##### Data for processing #####
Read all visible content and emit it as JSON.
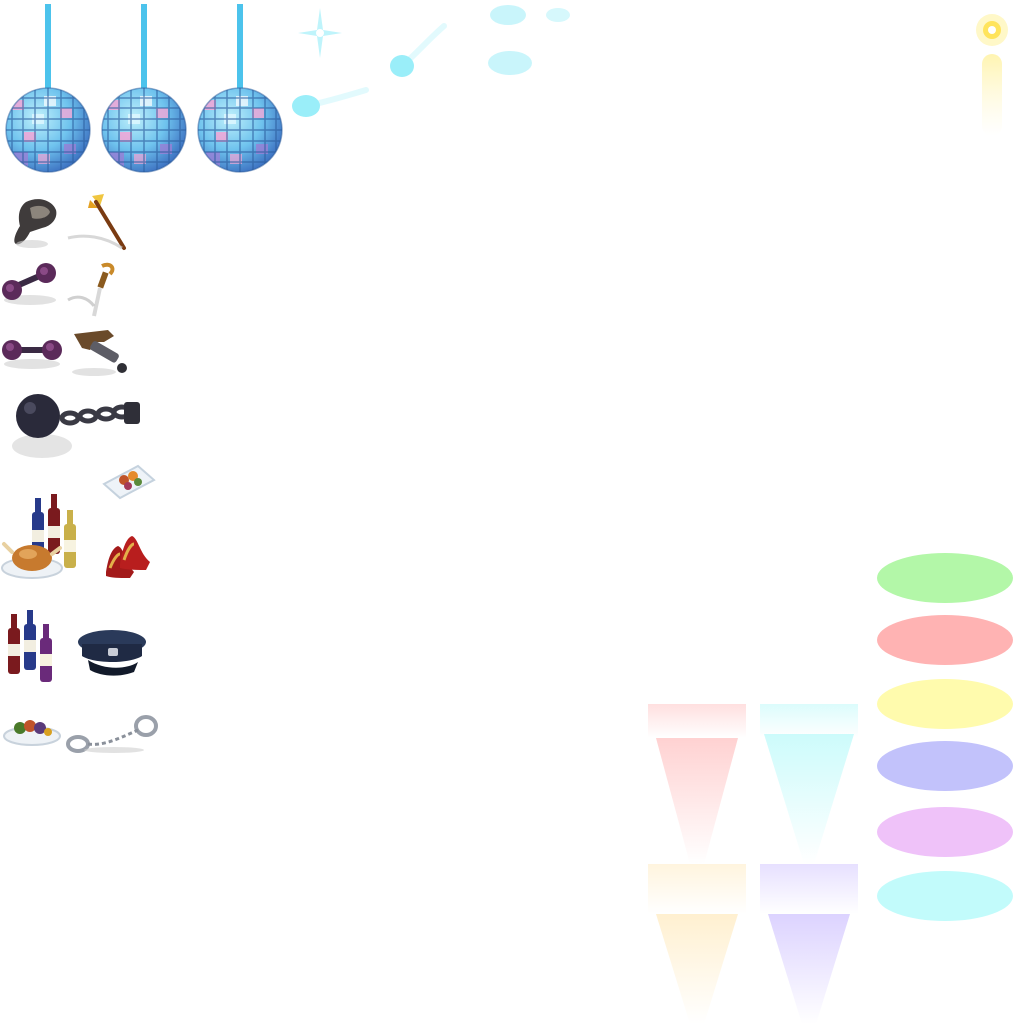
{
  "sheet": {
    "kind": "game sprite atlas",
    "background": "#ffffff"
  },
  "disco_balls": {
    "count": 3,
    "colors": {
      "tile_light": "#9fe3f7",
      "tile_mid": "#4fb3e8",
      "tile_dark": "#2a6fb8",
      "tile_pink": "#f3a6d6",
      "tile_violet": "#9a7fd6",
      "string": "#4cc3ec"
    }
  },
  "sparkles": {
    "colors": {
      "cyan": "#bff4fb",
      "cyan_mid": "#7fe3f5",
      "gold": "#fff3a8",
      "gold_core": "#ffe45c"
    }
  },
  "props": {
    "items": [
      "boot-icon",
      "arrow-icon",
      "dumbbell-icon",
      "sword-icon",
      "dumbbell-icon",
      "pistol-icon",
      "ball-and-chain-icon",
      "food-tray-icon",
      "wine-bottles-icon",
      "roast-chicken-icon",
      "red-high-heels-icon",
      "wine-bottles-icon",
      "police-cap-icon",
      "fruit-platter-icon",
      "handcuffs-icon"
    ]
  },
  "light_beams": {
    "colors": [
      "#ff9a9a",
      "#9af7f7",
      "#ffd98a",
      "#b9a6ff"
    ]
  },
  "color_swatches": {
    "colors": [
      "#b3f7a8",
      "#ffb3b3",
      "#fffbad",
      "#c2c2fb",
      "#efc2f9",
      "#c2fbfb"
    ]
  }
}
#####
##### Data for processing #####
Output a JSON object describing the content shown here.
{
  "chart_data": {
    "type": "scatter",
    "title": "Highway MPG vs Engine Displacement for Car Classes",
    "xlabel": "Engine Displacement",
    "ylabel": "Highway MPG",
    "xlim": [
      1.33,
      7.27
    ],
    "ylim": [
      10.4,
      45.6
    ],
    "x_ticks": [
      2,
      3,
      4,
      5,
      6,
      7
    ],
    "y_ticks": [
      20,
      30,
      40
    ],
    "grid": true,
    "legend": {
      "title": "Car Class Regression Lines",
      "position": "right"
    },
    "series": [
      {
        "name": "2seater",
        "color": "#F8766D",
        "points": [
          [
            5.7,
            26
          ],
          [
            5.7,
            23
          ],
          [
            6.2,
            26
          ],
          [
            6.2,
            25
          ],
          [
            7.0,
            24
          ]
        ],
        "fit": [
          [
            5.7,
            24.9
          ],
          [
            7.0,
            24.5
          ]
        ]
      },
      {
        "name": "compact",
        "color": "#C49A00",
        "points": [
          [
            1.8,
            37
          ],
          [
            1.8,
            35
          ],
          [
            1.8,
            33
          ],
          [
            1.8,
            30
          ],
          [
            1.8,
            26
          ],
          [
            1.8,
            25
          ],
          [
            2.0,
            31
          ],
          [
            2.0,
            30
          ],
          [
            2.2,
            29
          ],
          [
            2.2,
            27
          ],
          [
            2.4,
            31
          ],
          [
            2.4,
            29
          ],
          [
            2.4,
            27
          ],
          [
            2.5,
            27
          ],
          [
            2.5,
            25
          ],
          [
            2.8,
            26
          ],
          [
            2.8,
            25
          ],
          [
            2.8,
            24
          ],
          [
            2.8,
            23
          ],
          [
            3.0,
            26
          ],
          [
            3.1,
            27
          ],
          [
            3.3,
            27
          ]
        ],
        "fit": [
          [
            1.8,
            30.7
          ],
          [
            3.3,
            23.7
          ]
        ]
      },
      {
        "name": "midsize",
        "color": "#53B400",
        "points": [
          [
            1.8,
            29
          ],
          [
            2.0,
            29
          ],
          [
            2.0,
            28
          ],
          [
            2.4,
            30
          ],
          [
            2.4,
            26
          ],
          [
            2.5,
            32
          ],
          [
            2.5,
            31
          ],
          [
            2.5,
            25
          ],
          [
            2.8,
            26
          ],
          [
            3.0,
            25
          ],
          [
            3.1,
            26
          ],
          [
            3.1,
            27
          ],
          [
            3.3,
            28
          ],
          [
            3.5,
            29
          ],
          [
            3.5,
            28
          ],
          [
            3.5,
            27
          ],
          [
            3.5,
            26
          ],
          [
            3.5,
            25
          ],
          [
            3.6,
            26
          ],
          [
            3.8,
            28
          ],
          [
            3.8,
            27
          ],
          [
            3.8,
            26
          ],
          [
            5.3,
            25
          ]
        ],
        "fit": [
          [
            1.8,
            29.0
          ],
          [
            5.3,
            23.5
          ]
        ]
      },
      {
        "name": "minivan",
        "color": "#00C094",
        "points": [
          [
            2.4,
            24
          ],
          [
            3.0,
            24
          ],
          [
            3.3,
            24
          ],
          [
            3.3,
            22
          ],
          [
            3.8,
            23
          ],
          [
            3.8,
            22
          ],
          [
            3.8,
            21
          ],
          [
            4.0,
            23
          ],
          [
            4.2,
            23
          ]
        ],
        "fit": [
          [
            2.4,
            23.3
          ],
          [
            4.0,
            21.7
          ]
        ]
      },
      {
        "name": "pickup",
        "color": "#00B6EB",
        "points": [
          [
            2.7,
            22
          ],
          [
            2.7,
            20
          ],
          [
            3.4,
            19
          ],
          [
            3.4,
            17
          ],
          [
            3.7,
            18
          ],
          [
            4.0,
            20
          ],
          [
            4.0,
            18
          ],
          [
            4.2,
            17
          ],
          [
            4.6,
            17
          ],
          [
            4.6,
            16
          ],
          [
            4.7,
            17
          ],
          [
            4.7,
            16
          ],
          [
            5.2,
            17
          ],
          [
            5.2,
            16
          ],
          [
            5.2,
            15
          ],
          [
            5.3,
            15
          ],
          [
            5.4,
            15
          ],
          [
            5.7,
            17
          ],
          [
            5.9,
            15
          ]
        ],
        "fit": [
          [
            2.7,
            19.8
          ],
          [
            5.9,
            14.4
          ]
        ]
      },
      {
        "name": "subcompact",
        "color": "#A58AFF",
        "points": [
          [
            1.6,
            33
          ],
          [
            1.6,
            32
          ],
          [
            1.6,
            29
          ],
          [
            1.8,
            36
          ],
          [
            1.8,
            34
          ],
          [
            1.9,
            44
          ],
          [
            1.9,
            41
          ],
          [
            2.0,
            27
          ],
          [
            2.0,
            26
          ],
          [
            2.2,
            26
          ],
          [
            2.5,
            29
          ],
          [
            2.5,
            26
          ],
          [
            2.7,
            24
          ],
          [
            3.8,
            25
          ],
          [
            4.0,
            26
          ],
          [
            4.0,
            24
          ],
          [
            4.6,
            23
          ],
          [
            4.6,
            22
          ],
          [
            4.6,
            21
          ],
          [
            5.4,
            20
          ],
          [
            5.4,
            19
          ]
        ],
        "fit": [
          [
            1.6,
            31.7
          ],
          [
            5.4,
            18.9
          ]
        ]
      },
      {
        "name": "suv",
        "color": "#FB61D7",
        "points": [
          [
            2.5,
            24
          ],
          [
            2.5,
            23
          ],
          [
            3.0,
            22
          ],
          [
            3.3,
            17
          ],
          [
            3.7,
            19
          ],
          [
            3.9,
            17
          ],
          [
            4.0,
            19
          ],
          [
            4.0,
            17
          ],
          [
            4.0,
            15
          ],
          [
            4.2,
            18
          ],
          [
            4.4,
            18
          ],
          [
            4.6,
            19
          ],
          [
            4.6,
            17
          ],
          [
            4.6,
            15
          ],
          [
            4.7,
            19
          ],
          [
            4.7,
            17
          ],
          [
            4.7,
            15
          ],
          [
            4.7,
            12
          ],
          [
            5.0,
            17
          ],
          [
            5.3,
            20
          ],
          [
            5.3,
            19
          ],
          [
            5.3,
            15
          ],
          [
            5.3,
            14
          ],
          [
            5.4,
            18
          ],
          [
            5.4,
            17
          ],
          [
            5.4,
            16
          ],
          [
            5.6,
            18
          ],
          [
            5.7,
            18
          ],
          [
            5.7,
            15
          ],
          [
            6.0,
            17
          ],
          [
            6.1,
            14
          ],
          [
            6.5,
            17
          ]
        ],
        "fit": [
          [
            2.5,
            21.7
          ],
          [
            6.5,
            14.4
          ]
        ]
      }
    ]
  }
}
#####
▶ [Task brief]
Find the lines containing "JSON" and list every one of them.

▶ [Output]
Read all visible content and emit it as JSON.
Output a JSON object describing the content shown here.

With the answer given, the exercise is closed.